## BEGIN DATA ROWS

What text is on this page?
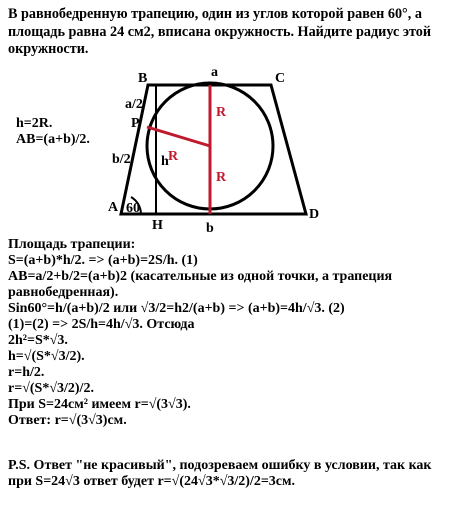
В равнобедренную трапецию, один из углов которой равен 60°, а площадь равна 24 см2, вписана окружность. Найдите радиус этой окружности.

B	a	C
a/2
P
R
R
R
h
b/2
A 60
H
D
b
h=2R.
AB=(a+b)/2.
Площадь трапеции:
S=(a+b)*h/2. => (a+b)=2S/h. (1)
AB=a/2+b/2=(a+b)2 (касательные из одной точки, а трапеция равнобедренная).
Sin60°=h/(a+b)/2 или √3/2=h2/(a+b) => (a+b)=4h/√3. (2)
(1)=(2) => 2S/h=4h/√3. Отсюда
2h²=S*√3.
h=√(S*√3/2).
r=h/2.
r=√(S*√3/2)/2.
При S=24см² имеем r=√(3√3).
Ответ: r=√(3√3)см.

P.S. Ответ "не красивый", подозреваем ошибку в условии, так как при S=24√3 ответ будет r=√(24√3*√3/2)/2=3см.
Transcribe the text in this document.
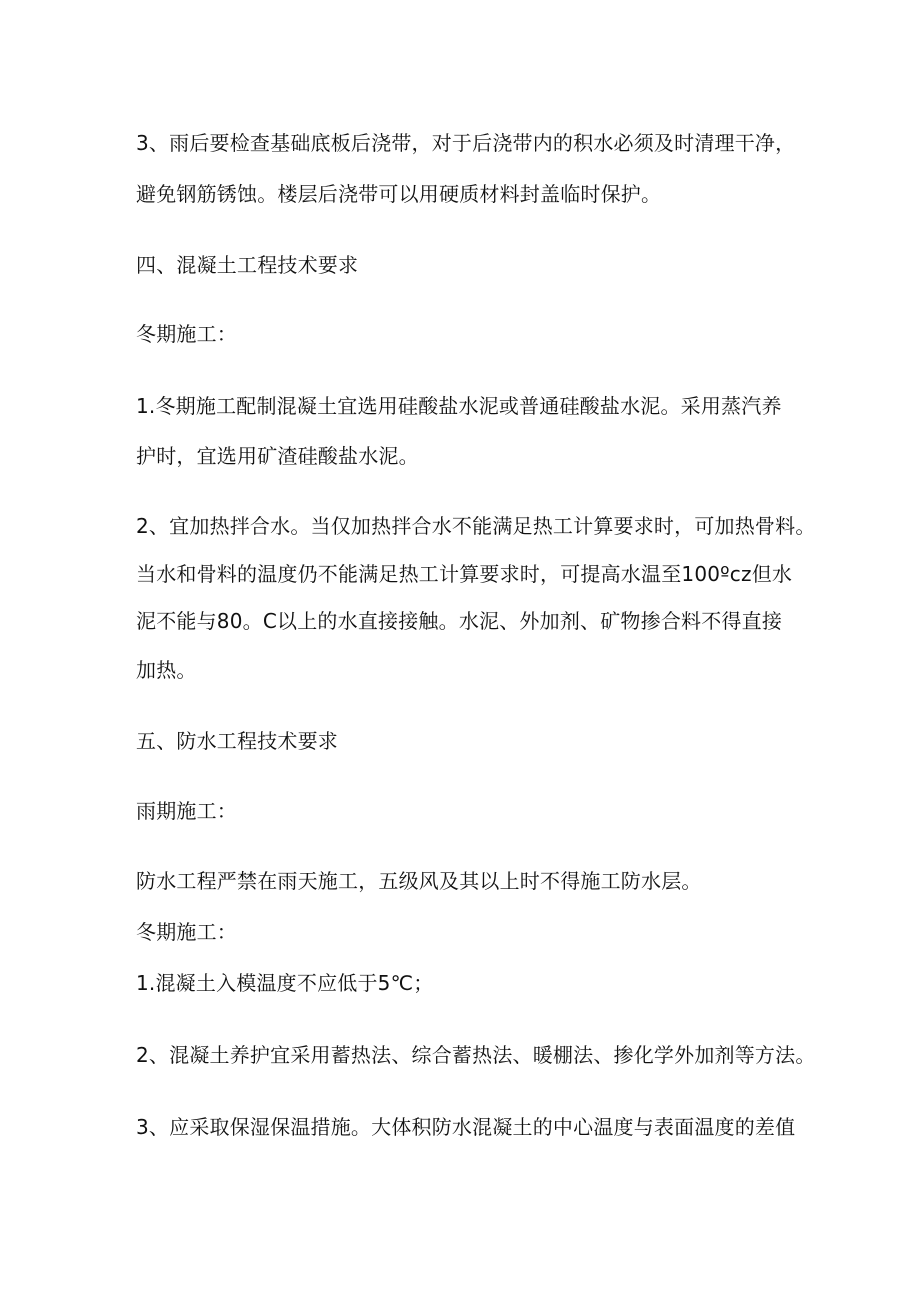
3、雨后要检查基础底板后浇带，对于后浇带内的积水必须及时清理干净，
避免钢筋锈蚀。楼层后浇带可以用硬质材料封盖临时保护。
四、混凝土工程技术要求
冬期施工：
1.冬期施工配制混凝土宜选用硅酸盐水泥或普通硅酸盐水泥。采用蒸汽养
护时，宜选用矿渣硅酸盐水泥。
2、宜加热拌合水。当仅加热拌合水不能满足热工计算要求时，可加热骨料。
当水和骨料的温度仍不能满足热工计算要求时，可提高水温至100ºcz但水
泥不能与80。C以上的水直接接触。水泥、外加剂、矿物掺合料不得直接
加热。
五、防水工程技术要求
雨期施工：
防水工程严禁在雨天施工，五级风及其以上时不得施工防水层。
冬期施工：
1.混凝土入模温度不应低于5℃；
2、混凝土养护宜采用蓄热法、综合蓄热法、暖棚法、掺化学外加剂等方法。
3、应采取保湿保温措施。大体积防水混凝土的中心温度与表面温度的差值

## END DATA ROWS

• [GIVEN INSTRUCTION]: Transcribe the records above verbatim. Do not carry over any picture.

• [SOLVED EXERCISE]:
What text is on this page?
В равнобедренную трапецию, один из углов которой равен 60°, а площадь равна 24 см2, вписана окружность. Найдите радиус этой окружности.

B	a	C
a/2
P
R
R
R
h
b/2
A 60
H
D
b
h=2R.
AB=(a+b)/2.
Площадь трапеции:
S=(a+b)*h/2. => (a+b)=2S/h. (1)
AB=a/2+b/2=(a+b)2 (касательные из одной точки, а трапеция равнобедренная).
Sin60°=h/(a+b)/2 или √3/2=h2/(a+b) => (a+b)=4h/√3. (2)
(1)=(2) => 2S/h=4h/√3. Отсюда
2h²=S*√3.
h=√(S*√3/2).
r=h/2.
r=√(S*√3/2)/2.
При S=24см² имеем r=√(3√3).
Ответ: r=√(3√3)см.

P.S. Ответ "не красивый", подозреваем ошибку в условии, так как при S=24√3 ответ будет r=√(24√3*√3/2)/2=3см.
Transcribe the text in this document.
3、雨后要检查基础底板后浇带，对于后浇带内的积水必须及时清理干净，
避免钢筋锈蚀。楼层后浇带可以用硬质材料封盖临时保护。
四、混凝土工程技术要求
冬期施工：
1.冬期施工配制混凝土宜选用硅酸盐水泥或普通硅酸盐水泥。采用蒸汽养
护时，宜选用矿渣硅酸盐水泥。
2、宜加热拌合水。当仅加热拌合水不能满足热工计算要求时，可加热骨料。
当水和骨料的温度仍不能满足热工计算要求时，可提高水温至100ºcz但水
泥不能与80。C以上的水直接接触。水泥、外加剂、矿物掺合料不得直接
加热。
五、防水工程技术要求
雨期施工：
防水工程严禁在雨天施工，五级风及其以上时不得施工防水层。
冬期施工：
1.混凝土入模温度不应低于5℃；
2、混凝土养护宜采用蓄热法、综合蓄热法、暖棚法、掺化学外加剂等方法。
3、应采取保湿保温措施。大体积防水混凝土的中心温度与表面温度的差值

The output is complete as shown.